#### [What to produce]
Set down each entry exactly as given; pictures should not appear in the copy.

-------- Provided records

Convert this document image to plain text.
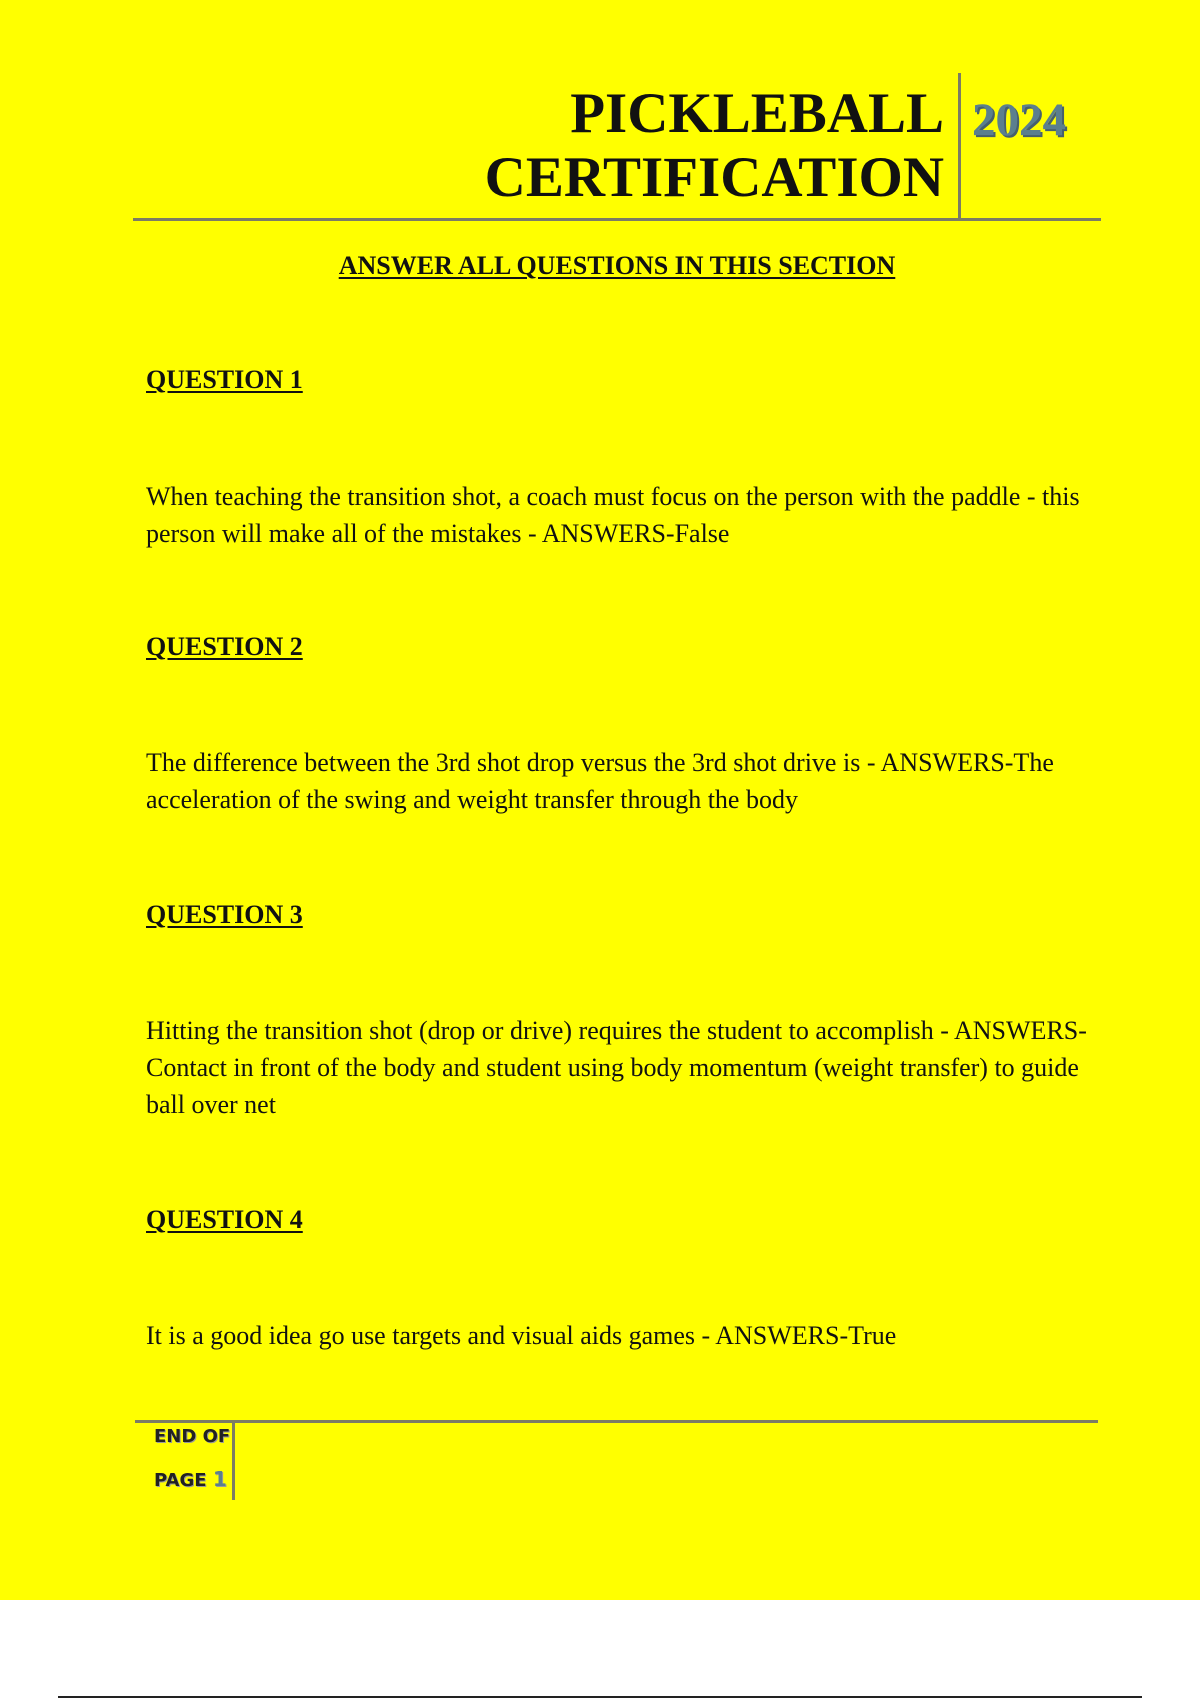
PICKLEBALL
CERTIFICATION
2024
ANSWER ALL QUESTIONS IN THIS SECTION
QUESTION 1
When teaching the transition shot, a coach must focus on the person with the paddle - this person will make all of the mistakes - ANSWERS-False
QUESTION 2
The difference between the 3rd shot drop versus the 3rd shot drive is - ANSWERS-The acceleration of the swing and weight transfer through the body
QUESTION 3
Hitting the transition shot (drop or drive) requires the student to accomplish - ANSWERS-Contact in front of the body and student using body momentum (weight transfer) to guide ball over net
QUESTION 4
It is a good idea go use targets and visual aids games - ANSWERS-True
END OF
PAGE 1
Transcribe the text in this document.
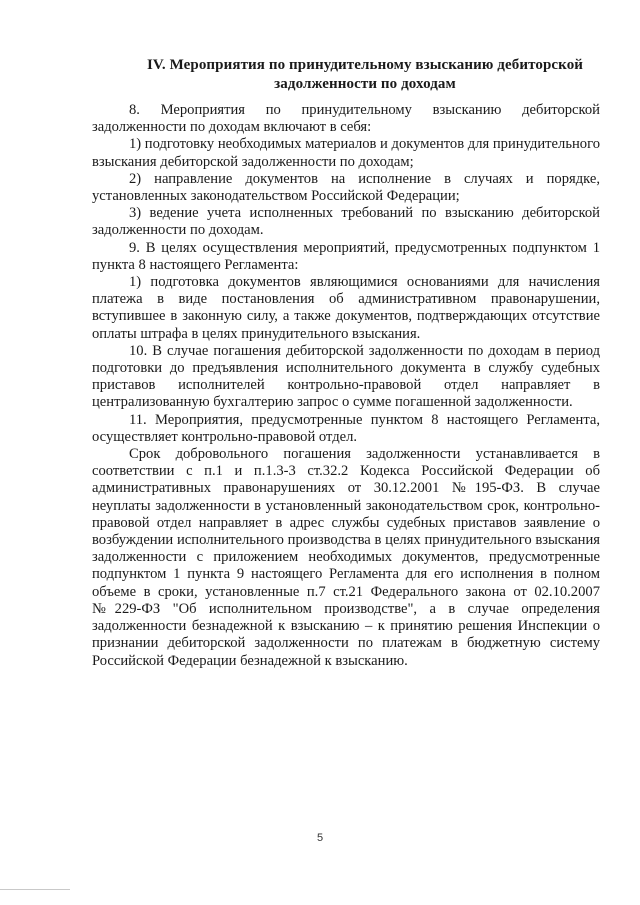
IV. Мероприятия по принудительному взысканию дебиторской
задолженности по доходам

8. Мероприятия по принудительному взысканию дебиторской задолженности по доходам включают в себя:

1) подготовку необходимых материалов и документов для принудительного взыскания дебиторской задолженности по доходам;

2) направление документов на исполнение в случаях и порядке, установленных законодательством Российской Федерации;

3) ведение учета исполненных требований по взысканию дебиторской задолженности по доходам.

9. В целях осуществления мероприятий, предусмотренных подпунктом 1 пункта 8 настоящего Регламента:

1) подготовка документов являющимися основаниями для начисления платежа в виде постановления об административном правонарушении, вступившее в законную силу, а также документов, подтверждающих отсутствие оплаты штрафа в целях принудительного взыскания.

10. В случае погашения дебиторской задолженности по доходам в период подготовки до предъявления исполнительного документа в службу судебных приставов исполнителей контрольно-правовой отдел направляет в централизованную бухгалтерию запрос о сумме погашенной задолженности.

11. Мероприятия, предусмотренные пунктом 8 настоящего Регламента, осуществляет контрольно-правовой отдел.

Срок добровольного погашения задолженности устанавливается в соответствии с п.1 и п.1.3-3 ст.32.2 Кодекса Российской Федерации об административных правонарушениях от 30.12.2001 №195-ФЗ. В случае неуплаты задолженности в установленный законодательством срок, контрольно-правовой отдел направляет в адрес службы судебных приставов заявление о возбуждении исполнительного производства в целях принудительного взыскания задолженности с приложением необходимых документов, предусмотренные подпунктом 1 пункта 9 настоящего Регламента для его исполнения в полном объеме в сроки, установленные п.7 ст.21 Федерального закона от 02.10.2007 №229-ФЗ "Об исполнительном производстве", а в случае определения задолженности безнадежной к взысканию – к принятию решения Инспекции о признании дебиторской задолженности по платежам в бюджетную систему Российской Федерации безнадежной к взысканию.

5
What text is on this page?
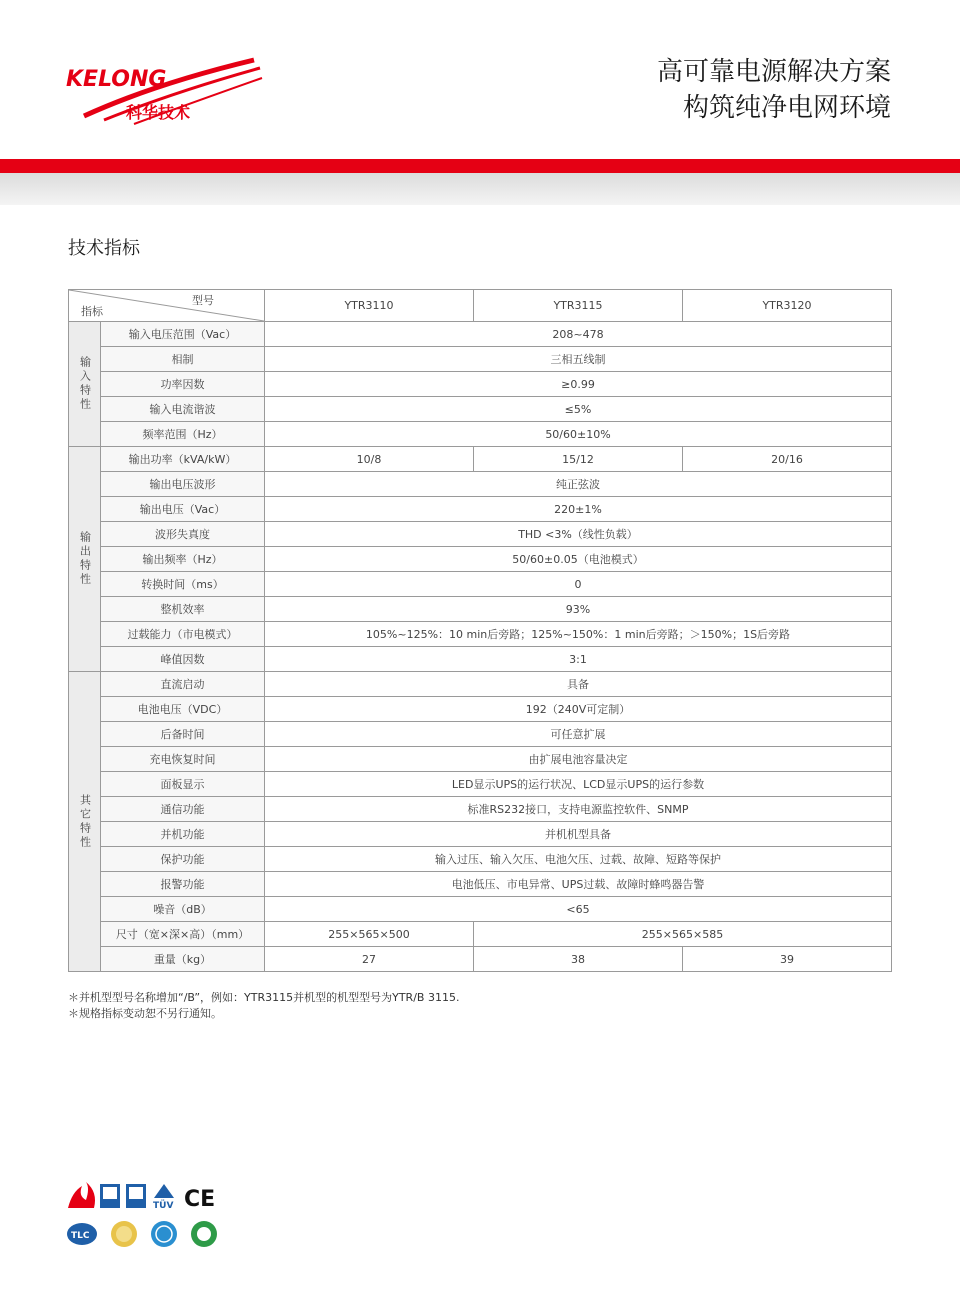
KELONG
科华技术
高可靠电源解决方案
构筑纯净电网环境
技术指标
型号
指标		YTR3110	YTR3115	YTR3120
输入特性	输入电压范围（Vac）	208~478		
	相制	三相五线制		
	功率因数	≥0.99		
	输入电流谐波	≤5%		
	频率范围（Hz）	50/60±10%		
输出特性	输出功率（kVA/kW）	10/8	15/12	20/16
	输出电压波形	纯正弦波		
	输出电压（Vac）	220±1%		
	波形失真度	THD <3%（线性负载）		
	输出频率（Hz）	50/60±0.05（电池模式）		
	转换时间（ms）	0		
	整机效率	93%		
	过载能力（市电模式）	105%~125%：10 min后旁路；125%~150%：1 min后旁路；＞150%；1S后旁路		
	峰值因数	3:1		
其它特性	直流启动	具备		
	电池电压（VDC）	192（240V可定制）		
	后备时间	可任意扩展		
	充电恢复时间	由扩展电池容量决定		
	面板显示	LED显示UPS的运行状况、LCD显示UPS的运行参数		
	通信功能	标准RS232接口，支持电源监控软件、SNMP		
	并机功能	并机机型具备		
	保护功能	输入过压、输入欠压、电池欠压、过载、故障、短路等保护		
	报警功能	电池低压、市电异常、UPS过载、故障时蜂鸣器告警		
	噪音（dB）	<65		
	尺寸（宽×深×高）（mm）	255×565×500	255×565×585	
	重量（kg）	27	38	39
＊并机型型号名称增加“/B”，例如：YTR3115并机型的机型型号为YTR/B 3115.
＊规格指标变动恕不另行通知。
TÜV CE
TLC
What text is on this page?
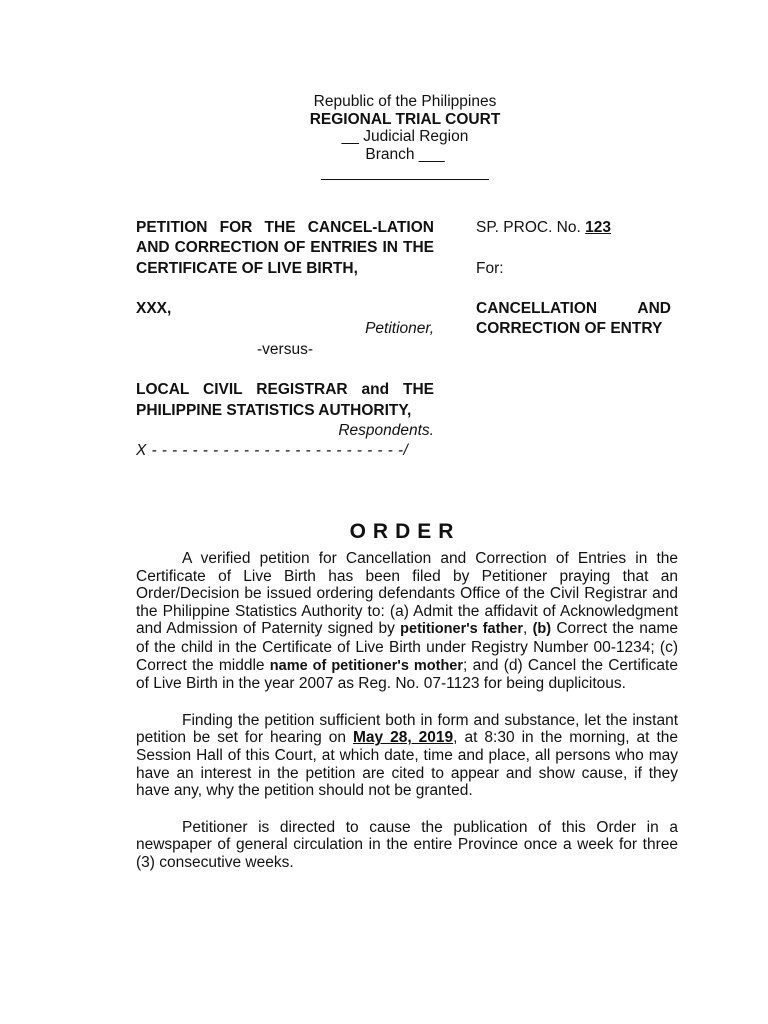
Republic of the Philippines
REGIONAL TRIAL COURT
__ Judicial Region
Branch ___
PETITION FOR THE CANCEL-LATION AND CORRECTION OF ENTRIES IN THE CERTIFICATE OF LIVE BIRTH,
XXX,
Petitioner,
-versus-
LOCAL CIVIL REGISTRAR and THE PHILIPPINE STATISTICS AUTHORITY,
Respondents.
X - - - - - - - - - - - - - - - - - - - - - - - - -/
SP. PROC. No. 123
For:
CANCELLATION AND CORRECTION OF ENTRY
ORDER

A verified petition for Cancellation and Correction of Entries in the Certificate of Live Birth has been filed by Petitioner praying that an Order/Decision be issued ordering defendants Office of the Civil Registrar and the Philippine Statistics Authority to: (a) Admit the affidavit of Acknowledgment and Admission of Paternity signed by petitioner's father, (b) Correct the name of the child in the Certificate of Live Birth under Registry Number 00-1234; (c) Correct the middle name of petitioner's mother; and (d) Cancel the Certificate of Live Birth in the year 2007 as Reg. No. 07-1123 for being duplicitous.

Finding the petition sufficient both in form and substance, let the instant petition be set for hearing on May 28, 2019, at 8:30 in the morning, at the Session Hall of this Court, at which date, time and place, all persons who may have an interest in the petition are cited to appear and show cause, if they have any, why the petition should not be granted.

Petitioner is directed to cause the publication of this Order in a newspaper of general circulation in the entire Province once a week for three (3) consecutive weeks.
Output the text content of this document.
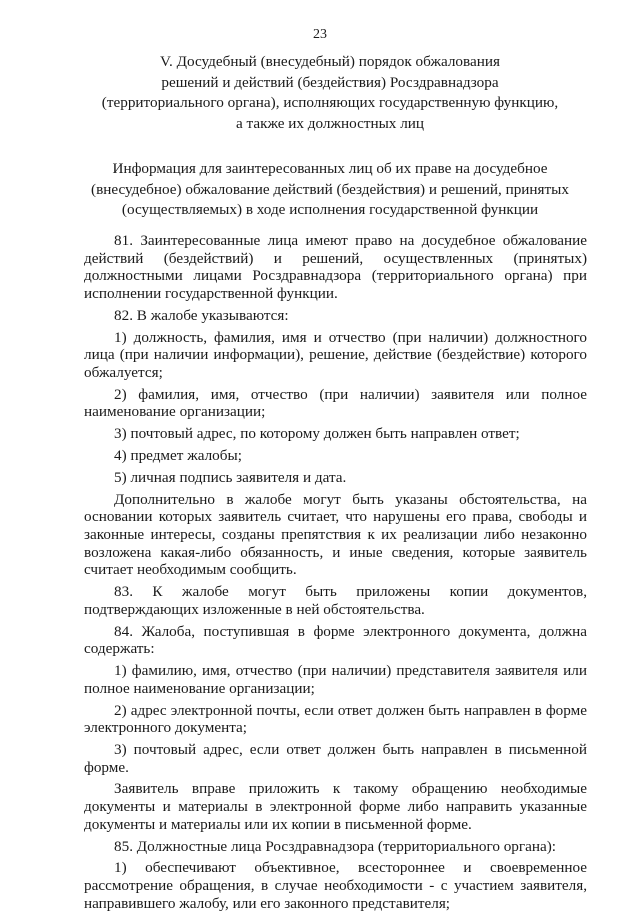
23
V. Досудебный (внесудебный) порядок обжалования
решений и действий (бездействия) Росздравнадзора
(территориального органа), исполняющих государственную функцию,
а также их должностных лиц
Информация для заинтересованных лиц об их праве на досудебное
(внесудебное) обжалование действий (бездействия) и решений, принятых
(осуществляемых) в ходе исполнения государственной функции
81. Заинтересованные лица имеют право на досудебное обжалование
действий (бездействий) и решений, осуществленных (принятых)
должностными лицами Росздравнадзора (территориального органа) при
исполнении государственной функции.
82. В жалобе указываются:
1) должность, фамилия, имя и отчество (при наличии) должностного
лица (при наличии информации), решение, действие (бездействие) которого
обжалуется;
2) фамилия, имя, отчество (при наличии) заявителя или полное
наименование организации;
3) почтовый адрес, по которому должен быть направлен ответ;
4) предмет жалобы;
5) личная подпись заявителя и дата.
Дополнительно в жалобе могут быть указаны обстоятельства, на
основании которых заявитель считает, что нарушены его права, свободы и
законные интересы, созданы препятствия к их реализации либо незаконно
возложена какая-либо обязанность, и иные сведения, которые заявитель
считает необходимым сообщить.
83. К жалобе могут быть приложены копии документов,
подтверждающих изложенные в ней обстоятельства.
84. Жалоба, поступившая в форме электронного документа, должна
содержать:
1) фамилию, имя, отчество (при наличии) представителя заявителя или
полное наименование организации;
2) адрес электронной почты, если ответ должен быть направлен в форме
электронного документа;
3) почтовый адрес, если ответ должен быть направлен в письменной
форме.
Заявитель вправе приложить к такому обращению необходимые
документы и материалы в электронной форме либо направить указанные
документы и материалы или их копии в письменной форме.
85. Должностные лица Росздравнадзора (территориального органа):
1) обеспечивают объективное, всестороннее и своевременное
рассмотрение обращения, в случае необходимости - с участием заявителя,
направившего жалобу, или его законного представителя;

----------------

#### [Written response]
Convert this document image to plain text.
PICKLEBALL
CERTIFICATION
2024
ANSWER ALL QUESTIONS IN THIS SECTION
QUESTION 1
When teaching the transition shot, a coach must focus on the person with the paddle - this person will make all of the mistakes - ANSWERS-False
QUESTION 2
The difference between the 3rd shot drop versus the 3rd shot drive is - ANSWERS-The acceleration of the swing and weight transfer through the body
QUESTION 3
Hitting the transition shot (drop or drive) requires the student to accomplish - ANSWERS-Contact in front of the body and student using body momentum (weight transfer) to guide ball over net
QUESTION 4
It is a good idea go use targets and visual aids games - ANSWERS-True
END OF
PAGE 1
Transcribe the text in this document.
IV. Мероприятия по принудительному взысканию дебиторской
задолженности по доходам

8. Мероприятия по принудительному взысканию дебиторской задолженности по доходам включают в себя:

1) подготовку необходимых материалов и документов для принудительного взыскания дебиторской задолженности по доходам;

2) направление документов на исполнение в случаях и порядке, установленных законодательством Российской Федерации;

3) ведение учета исполненных требований по взысканию дебиторской задолженности по доходам.

9. В целях осуществления мероприятий, предусмотренных подпунктом 1 пункта 8 настоящего Регламента:

1) подготовка документов являющимися основаниями для начисления платежа в виде постановления об административном правонарушении, вступившее в законную силу, а также документов, подтверждающих отсутствие оплаты штрафа в целях принудительного взыскания.

10. В случае погашения дебиторской задолженности по доходам в период подготовки до предъявления исполнительного документа в службу судебных приставов исполнителей контрольно-правовой отдел направляет в централизованную бухгалтерию запрос о сумме погашенной задолженности.

11. Мероприятия, предусмотренные пунктом 8 настоящего Регламента, осуществляет контрольно-правовой отдел.

Срок добровольного погашения задолженности устанавливается в соответствии с п.1 и п.1.3-3 ст.32.2 Кодекса Российской Федерации об административных правонарушениях от 30.12.2001 №195-ФЗ. В случае неуплаты задолженности в установленный законодательством срок, контрольно-правовой отдел направляет в адрес службы судебных приставов заявление о возбуждении исполнительного производства в целях принудительного взыскания задолженности с приложением необходимых документов, предусмотренные подпунктом 1 пункта 9 настоящего Регламента для его исполнения в полном объеме в сроки, установленные п.7 ст.21 Федерального закона от 02.10.2007 №229-ФЗ "Об исполнительном производстве", а в случае определения задолженности безнадежной к взысканию – к принятию решения Инспекции о признании дебиторской задолженности по платежам в бюджетную систему Российской Федерации безнадежной к взысканию.

5
What text is on this page?
KELONG
科华技术
高可靠电源解决方案
构筑纯净电网环境
技术指标
型号
指标		YTR3110	YTR3115	YTR3120
输入特性	输入电压范围（Vac）	208~478		
	相制	三相五线制		
	功率因数	≥0.99		
	输入电流谐波	≤5%		
	频率范围（Hz）	50/60±10%		
输出特性	输出功率（kVA/kW）	10/8	15/12	20/16
	输出电压波形	纯正弦波		
	输出电压（Vac）	220±1%		
	波形失真度	THD <3%（线性负载）		
	输出频率（Hz）	50/60±0.05（电池模式）		
	转换时间（ms）	0		
	整机效率	93%		
	过载能力（市电模式）	105%~125%：10 min后旁路；125%~150%：1 min后旁路；＞150%；1S后旁路		
	峰值因数	3:1		
其它特性	直流启动	具备		
	电池电压（VDC）	192（240V可定制）		
	后备时间	可任意扩展		
	充电恢复时间	由扩展电池容量决定		
	面板显示	LED显示UPS的运行状况、LCD显示UPS的运行参数		
	通信功能	标准RS232接口，支持电源监控软件、SNMP		
	并机功能	并机机型具备		
	保护功能	输入过压、输入欠压、电池欠压、过载、故障、短路等保护		
	报警功能	电池低压、市电异常、UPS过载、故障时蜂鸣器告警		
	噪音（dB）	<65		
	尺寸（宽×深×高）（mm）	255×565×500	255×565×585	
	重量（kg）	27	38	39
＊并机型型号名称增加“/B”，例如：YTR3115并机型的机型型号为YTR/B 3115.
＊规格指标变动恕不另行通知。
TÜV CE
TLC
What text is on this page?
Republic of the Philippines
REGIONAL TRIAL COURT
__ Judicial Region
Branch ___
PETITION FOR THE CANCEL-LATION AND CORRECTION OF ENTRIES IN THE CERTIFICATE OF LIVE BIRTH,
XXX,
Petitioner,
-versus-
LOCAL CIVIL REGISTRAR and THE PHILIPPINE STATISTICS AUTHORITY,
Respondents.
X - - - - - - - - - - - - - - - - - - - - - - - - -/
SP. PROC. No. 123
For:
CANCELLATION AND CORRECTION OF ENTRY
ORDER

A verified petition for Cancellation and Correction of Entries in the Certificate of Live Birth has been filed by Petitioner praying that an Order/Decision be issued ordering defendants Office of the Civil Registrar and the Philippine Statistics Authority to: (a) Admit the affidavit of Acknowledgment and Admission of Paternity signed by petitioner's father, (b) Correct the name of the child in the Certificate of Live Birth under Registry Number 00-1234; (c) Correct the middle name of petitioner's mother; and (d) Cancel the Certificate of Live Birth in the year 2007 as Reg. No. 07-1123 for being duplicitous.

Finding the petition sufficient both in form and substance, let the instant petition be set for hearing on May 28, 2019, at 8:30 in the morning, at the Session Hall of this Court, at which date, time and place, all persons who may have an interest in the petition are cited to appear and show cause, if they have any, why the petition should not be granted.

Petitioner is directed to cause the publication of this Order in a newspaper of general circulation in the entire Province once a week for three (3) consecutive weeks.
Output the text content of this document.
23
V. Досудебный (внесудебный) порядок обжалования
решений и действий (бездействия) Росздравнадзора
(территориального органа), исполняющих государственную функцию,
а также их должностных лиц
Информация для заинтересованных лиц об их праве на досудебное
(внесудебное) обжалование действий (бездействия) и решений, принятых
(осуществляемых) в ходе исполнения государственной функции
81. Заинтересованные лица имеют право на досудебное обжалование
действий (бездействий) и решений, осуществленных (принятых)
должностными лицами Росздравнадзора (территориального органа) при
исполнении государственной функции.
82. В жалобе указываются:
1) должность, фамилия, имя и отчество (при наличии) должностного
лица (при наличии информации), решение, действие (бездействие) которого
обжалуется;
2) фамилия, имя, отчество (при наличии) заявителя или полное
наименование организации;
3) почтовый адрес, по которому должен быть направлен ответ;
4) предмет жалобы;
5) личная подпись заявителя и дата.
Дополнительно в жалобе могут быть указаны обстоятельства, на
основании которых заявитель считает, что нарушены его права, свободы и
законные интересы, созданы препятствия к их реализации либо незаконно
возложена какая-либо обязанность, и иные сведения, которые заявитель
считает необходимым сообщить.
83. К жалобе могут быть приложены копии документов,
подтверждающих изложенные в ней обстоятельства.
84. Жалоба, поступившая в форме электронного документа, должна
содержать:
1) фамилию, имя, отчество (при наличии) представителя заявителя или
полное наименование организации;
2) адрес электронной почты, если ответ должен быть направлен в форме
электронного документа;
3) почтовый адрес, если ответ должен быть направлен в письменной
форме.
Заявитель вправе приложить к такому обращению необходимые
документы и материалы в электронной форме либо направить указанные
документы и материалы или их копии в письменной форме.
85. Должностные лица Росздравнадзора (территориального органа):
1) обеспечивают объективное, всестороннее и своевременное
рассмотрение обращения, в случае необходимости - с участием заявителя,
направившего жалобу, или его законного представителя;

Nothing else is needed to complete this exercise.